Using the listing below, extract each line that has the word "обеспечение" in it.

▶ _DATASET_
____________
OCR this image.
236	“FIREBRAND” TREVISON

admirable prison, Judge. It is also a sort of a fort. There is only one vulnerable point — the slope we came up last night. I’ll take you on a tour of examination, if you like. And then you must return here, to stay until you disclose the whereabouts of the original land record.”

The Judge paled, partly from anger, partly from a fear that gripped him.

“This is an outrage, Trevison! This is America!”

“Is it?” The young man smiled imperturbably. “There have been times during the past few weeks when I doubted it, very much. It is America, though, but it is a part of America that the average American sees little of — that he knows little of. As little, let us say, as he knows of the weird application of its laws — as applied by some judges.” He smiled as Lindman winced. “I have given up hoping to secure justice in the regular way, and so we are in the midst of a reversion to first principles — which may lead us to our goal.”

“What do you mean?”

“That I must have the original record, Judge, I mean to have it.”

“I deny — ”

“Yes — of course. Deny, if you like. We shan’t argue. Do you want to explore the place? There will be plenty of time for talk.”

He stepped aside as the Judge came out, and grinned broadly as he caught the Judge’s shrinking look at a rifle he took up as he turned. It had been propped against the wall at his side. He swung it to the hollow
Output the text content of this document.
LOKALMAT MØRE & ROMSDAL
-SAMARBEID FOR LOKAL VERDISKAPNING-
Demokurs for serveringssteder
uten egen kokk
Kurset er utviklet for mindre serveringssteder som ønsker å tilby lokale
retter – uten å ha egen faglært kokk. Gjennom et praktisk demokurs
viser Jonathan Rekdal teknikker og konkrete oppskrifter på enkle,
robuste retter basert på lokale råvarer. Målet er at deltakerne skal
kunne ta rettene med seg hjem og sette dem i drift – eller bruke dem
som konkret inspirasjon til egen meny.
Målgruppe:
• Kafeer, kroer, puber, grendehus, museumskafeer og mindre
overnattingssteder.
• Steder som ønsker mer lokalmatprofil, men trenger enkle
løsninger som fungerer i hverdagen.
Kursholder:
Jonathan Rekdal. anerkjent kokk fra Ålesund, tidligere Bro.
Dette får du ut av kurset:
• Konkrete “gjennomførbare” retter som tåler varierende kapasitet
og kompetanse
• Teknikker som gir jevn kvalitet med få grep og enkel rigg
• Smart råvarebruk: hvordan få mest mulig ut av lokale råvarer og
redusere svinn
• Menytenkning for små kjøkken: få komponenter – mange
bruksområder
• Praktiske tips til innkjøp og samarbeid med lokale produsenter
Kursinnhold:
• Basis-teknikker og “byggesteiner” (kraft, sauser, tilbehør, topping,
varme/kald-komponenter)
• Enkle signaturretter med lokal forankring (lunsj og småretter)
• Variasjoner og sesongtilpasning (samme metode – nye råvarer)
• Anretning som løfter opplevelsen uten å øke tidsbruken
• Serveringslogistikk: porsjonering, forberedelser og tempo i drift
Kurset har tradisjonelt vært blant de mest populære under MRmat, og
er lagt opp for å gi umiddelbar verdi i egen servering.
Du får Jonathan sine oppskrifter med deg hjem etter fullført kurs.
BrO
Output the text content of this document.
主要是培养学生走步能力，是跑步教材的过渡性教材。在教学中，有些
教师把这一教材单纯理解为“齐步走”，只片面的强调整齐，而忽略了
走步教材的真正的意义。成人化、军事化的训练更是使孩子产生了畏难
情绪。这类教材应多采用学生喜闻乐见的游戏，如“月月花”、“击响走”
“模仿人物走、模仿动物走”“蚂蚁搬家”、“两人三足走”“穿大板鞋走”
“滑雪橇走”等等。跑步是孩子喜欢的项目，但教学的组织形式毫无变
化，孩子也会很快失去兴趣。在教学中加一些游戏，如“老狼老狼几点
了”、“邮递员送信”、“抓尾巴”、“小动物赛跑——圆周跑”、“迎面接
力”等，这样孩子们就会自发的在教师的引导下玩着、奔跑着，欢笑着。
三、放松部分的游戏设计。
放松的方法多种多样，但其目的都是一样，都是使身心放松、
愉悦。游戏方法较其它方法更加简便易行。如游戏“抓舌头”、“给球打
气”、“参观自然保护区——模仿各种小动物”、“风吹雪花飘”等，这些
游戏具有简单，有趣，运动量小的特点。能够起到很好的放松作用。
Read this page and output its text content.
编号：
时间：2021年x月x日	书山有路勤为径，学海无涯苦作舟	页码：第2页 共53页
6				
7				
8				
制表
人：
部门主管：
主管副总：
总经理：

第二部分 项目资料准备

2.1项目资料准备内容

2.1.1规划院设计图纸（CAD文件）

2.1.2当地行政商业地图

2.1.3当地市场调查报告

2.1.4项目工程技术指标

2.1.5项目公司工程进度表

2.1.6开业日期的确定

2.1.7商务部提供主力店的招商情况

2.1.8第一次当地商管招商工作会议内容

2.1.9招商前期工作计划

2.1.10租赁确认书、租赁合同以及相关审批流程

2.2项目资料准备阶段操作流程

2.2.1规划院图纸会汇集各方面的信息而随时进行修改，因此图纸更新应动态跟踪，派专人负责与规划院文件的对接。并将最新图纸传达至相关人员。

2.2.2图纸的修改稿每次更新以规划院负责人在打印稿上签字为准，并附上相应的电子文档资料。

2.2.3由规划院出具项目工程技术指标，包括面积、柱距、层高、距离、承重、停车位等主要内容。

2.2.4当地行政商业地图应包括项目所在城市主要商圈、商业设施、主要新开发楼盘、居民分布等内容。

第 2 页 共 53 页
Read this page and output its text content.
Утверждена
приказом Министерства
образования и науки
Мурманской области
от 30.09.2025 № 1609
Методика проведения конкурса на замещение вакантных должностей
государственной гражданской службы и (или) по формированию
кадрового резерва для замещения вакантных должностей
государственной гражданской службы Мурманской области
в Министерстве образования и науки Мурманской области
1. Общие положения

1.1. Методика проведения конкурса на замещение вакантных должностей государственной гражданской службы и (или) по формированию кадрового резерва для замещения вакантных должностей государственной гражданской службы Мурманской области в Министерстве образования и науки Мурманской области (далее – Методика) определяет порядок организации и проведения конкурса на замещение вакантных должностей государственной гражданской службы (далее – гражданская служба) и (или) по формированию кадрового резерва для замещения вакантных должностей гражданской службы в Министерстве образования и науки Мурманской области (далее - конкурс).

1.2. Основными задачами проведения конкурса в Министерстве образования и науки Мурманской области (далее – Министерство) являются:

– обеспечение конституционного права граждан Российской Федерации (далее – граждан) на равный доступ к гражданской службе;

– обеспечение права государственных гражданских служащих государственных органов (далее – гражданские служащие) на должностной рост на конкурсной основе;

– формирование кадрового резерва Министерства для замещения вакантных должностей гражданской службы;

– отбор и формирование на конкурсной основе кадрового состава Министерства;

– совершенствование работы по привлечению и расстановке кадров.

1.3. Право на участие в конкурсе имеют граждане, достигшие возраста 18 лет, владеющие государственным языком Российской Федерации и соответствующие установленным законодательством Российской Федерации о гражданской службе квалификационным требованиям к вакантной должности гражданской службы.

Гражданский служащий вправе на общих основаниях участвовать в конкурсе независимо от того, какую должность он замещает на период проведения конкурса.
____________
▶ _FULL SOLUTION_
– обеспечение конституционного права граждан Российской Федерации (далее – граждан) на равный доступ к гражданской службе;
– обеспечение права государственных гражданских служащих государственных органов (далее – гражданские служащие) на должностной рост на конкурсной основе;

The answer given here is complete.